§ **Material provided**:

■ ■ ■ ■ ■

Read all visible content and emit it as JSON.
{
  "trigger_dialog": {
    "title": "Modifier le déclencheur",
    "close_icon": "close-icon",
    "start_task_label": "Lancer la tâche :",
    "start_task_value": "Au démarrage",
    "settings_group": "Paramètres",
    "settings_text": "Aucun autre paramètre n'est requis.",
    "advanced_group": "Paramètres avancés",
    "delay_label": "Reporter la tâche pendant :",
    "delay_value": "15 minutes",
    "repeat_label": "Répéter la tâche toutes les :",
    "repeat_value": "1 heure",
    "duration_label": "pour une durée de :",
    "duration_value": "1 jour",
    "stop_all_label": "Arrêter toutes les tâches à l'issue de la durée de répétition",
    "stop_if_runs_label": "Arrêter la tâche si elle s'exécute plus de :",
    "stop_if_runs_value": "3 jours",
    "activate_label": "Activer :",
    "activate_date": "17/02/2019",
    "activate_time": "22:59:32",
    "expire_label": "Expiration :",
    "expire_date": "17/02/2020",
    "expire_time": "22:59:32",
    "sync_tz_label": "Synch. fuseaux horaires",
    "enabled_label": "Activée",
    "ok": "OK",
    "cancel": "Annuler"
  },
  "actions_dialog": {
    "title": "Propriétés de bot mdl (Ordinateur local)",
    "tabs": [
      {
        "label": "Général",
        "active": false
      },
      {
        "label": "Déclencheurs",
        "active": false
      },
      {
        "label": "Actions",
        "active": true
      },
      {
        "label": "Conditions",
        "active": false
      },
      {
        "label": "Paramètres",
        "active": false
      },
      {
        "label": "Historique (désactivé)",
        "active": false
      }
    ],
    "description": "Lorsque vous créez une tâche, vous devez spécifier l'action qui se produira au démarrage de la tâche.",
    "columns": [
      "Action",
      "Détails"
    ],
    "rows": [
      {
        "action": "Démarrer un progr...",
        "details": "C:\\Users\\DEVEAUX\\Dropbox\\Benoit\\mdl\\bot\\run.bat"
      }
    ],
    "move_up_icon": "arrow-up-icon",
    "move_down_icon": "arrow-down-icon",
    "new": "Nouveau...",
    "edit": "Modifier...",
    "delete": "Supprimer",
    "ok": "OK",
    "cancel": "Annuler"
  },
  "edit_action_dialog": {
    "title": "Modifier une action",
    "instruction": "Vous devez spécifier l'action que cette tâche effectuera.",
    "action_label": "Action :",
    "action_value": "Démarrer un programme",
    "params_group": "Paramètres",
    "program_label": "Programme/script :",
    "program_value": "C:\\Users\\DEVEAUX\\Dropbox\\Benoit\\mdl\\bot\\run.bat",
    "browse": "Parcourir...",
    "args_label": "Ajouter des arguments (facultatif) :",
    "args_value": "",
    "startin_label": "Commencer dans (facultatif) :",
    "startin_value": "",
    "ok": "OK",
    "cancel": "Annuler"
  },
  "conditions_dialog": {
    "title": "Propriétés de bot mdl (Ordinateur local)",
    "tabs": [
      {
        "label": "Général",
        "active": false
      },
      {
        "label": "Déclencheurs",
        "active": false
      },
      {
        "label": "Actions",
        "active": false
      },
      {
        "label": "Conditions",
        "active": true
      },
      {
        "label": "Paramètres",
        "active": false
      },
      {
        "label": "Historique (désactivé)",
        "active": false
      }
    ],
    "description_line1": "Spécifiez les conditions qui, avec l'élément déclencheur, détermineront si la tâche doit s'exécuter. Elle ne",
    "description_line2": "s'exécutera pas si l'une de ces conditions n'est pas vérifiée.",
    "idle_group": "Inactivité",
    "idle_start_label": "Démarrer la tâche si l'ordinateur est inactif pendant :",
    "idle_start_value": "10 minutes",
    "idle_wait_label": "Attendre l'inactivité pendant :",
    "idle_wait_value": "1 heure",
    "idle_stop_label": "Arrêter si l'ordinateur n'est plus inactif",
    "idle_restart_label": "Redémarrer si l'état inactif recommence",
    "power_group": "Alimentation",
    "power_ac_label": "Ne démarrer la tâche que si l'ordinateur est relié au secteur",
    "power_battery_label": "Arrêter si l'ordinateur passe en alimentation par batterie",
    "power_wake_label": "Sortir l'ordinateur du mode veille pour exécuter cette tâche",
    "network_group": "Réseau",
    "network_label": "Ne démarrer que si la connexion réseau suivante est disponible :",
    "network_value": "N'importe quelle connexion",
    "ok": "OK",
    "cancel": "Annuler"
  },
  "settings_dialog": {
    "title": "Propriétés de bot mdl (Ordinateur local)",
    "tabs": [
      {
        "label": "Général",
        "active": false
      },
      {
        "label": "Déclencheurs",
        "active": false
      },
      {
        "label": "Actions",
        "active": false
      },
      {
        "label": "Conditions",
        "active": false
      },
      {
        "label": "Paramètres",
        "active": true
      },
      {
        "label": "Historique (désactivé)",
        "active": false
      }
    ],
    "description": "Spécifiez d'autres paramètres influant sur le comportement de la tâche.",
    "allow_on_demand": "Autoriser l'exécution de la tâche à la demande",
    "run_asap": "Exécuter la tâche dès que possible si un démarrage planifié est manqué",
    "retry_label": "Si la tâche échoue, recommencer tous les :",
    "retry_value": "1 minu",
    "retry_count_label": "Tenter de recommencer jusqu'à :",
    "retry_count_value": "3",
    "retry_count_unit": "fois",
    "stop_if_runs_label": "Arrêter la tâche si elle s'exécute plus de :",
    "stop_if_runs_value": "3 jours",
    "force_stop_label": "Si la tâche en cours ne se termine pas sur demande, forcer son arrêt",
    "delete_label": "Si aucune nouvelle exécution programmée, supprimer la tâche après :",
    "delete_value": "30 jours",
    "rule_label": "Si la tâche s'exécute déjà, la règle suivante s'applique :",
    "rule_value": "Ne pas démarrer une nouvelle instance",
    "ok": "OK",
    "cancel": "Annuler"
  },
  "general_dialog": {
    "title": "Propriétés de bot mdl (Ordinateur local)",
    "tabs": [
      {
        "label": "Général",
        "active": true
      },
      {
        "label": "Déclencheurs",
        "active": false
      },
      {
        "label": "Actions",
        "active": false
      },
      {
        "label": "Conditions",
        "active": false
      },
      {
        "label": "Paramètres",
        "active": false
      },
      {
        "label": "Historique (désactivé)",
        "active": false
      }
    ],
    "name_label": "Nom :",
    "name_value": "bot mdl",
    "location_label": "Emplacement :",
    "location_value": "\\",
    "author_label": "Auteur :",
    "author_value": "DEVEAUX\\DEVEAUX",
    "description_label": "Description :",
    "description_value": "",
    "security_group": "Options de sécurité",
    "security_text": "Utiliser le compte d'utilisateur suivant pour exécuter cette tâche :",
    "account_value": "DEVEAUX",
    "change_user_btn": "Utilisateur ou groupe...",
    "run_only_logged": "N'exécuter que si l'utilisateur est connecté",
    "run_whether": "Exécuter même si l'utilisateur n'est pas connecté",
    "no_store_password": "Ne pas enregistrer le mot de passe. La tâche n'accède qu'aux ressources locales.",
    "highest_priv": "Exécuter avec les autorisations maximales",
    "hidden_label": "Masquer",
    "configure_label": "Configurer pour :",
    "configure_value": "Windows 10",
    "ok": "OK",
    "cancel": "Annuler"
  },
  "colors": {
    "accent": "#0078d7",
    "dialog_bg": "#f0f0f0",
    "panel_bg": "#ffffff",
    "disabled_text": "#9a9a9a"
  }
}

■ ■ ■ ■ ■

§ **Your instructions**:
Select all lines in the listing above where the word "spécifier" appears, and show them.

§ **Correct output**:
    "description": "Lorsque vous créez une tâche, vous devez spécifier l'action qui se produira au démarrage de la tâche.",
    "instruction": "Vous devez spécifier l'action que cette tâche effectuera.",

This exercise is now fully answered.